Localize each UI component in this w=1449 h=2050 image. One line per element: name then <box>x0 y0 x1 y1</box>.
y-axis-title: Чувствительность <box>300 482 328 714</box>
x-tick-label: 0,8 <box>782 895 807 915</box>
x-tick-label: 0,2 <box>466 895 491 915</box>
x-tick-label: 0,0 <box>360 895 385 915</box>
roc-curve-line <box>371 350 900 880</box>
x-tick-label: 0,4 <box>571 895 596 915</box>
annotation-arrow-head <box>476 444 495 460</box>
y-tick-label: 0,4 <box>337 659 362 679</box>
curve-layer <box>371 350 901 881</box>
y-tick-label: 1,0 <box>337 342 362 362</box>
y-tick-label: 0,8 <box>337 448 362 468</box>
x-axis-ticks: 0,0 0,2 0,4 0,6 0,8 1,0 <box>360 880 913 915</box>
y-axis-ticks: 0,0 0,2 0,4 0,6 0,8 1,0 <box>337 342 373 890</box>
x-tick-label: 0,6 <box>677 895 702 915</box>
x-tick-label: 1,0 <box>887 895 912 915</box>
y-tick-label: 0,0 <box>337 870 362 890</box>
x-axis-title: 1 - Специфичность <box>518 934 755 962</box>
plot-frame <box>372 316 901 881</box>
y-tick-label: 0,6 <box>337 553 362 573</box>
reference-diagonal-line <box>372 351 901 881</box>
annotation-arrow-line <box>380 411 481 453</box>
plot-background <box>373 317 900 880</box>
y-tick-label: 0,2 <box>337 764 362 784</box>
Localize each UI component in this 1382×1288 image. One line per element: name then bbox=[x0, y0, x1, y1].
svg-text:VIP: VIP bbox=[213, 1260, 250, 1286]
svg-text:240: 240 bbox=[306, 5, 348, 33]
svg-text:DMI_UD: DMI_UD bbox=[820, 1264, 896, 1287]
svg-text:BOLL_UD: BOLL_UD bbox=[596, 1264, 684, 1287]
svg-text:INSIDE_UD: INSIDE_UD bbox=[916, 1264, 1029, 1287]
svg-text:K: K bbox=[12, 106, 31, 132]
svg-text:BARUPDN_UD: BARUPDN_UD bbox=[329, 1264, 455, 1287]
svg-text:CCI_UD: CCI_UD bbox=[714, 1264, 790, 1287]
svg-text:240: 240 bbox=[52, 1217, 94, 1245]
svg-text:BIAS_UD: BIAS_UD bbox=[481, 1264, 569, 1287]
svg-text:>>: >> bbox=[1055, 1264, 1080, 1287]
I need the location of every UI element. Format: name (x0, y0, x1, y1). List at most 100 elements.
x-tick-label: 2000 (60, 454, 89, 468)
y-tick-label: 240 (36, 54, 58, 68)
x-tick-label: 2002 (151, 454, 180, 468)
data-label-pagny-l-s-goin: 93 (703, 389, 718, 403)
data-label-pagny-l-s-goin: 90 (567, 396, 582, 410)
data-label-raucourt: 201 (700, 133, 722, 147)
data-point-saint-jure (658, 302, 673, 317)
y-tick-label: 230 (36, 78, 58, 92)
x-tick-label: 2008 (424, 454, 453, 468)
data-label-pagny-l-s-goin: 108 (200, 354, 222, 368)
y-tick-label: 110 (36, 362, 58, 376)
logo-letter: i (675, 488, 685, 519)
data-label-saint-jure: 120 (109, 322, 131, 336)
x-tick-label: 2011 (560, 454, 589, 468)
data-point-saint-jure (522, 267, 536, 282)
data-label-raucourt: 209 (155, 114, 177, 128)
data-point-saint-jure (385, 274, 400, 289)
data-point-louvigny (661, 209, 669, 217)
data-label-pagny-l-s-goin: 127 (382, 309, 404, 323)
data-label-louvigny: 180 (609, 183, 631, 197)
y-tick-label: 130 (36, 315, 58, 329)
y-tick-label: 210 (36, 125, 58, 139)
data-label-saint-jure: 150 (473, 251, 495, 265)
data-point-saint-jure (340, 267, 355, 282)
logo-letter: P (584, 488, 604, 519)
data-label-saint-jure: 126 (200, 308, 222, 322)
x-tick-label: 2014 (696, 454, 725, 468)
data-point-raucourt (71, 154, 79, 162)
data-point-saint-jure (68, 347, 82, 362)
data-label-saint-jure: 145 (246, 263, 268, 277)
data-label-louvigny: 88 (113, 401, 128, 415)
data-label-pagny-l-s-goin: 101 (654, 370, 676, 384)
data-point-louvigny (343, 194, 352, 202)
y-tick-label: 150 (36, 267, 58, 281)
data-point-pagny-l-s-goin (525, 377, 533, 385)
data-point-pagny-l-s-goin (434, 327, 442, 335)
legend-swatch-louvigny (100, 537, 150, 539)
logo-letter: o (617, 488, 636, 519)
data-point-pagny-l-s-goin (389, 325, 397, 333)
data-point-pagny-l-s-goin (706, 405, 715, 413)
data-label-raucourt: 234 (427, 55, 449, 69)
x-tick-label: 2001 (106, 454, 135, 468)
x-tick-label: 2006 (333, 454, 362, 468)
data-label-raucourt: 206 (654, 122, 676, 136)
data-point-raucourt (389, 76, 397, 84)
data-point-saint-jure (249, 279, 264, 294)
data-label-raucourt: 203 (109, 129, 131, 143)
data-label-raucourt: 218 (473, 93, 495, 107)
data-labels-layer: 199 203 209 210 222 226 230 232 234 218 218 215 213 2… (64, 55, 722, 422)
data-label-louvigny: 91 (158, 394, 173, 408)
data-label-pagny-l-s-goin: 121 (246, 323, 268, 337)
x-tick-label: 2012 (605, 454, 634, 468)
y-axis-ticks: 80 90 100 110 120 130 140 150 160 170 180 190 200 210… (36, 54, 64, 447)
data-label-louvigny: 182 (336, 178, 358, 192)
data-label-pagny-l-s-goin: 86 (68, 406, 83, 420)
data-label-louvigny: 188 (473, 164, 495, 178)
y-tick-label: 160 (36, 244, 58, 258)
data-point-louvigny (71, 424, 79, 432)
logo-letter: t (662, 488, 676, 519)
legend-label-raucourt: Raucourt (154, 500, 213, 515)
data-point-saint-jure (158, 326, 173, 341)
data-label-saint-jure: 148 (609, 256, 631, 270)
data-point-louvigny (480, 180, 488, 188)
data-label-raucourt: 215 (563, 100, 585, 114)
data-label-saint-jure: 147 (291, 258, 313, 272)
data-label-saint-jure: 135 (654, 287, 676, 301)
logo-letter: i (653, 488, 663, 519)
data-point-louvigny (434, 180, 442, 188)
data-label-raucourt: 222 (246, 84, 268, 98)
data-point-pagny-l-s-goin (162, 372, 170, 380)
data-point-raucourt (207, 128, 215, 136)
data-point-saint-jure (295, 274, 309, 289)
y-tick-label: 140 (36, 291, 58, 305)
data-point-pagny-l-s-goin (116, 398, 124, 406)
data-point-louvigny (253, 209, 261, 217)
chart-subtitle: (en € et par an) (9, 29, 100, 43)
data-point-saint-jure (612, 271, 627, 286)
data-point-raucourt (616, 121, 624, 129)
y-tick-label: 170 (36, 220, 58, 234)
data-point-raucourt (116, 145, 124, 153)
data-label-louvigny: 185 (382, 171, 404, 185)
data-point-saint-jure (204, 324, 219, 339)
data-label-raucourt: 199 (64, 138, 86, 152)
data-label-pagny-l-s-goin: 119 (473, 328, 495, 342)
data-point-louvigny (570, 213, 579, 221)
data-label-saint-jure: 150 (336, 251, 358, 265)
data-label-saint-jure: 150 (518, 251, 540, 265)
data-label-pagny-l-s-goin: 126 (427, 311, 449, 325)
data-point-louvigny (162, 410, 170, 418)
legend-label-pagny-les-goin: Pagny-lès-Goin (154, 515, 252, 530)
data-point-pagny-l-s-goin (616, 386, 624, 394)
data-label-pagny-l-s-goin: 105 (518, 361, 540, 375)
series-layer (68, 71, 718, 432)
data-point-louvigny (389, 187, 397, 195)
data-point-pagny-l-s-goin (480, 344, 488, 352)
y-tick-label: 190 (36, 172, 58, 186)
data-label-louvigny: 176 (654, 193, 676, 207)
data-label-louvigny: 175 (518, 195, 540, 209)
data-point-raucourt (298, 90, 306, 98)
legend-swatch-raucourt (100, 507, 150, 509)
........
What you are asked to do | Rewrite the records from the start through the line with "curve-layer <box>371 350 901 881</box>", changing "x-tick-label" to "horizontal-tick-label" and leaving everything else unchanged. Return only those lines.

Answer for this exercise |
Localize each UI component in this w=1449 h=2050 image. One line per element: name then <box>x0 y0 x1 y1</box>.
y-axis-title: Чувствительность <box>300 482 328 714</box>
horizontal-tick-label: 0,8 <box>782 895 807 915</box>
horizontal-tick-label: 0,2 <box>466 895 491 915</box>
horizontal-tick-label: 0,0 <box>360 895 385 915</box>
roc-curve-line <box>371 350 900 880</box>
horizontal-tick-label: 0,4 <box>571 895 596 915</box>
annotation-arrow-head <box>476 444 495 460</box>
y-tick-label: 0,4 <box>337 659 362 679</box>
curve-layer <box>371 350 901 881</box>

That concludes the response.